■ **WHAT THE TASK ASKS**:
Lines containing the word "text" are the ones to copy from the records below.

■ **Dataset items**:
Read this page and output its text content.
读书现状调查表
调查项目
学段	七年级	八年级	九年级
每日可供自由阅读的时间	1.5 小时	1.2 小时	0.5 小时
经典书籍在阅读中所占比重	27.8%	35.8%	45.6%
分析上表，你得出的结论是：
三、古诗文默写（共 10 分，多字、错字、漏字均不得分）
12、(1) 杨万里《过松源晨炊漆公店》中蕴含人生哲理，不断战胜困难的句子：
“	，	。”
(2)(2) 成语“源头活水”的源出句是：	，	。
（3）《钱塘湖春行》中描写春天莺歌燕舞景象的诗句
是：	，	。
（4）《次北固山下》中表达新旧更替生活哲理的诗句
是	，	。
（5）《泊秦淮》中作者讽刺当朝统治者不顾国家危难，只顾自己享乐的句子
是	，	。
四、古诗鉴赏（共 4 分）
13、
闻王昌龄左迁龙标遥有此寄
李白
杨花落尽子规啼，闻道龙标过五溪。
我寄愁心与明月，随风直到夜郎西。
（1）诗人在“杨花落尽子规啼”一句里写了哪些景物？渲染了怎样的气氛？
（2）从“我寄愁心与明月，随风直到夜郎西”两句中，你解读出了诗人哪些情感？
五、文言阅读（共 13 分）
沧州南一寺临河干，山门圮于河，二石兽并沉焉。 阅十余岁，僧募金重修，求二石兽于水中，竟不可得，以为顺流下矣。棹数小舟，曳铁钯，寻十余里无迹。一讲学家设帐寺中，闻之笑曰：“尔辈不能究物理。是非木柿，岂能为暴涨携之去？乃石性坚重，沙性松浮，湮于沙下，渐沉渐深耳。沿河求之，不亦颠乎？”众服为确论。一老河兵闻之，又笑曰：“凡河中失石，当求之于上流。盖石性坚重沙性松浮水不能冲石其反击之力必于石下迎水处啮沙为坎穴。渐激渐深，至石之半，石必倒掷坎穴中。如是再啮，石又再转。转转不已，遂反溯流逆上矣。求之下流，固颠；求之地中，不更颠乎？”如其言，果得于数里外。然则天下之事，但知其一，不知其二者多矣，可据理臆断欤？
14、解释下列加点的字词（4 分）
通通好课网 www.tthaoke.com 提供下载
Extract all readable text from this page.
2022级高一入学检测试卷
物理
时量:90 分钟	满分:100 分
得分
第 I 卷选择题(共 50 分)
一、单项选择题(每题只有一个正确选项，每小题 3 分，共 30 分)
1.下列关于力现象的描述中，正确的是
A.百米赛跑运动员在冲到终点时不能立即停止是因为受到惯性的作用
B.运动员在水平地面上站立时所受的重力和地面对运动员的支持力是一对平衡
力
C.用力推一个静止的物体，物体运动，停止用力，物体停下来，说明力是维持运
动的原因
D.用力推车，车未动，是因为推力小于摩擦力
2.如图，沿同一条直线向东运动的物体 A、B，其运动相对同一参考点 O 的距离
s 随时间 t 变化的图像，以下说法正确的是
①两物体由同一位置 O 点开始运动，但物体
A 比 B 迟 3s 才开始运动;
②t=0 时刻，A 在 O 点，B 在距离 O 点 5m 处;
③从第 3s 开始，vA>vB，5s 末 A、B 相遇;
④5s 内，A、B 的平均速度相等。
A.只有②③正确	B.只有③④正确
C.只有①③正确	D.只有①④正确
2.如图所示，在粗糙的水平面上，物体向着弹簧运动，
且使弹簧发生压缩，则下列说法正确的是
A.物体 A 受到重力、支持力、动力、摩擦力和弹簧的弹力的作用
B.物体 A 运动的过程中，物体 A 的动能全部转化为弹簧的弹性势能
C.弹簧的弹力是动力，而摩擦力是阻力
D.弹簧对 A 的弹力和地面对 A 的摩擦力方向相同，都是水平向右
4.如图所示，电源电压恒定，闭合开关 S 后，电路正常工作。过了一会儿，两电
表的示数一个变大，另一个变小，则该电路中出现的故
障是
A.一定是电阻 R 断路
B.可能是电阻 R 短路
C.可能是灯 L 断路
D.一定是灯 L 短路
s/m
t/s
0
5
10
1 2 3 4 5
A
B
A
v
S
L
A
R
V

■ **EXERCISE OUTPUT**:
Read this page and output its text content.
Extract all readable text from this page.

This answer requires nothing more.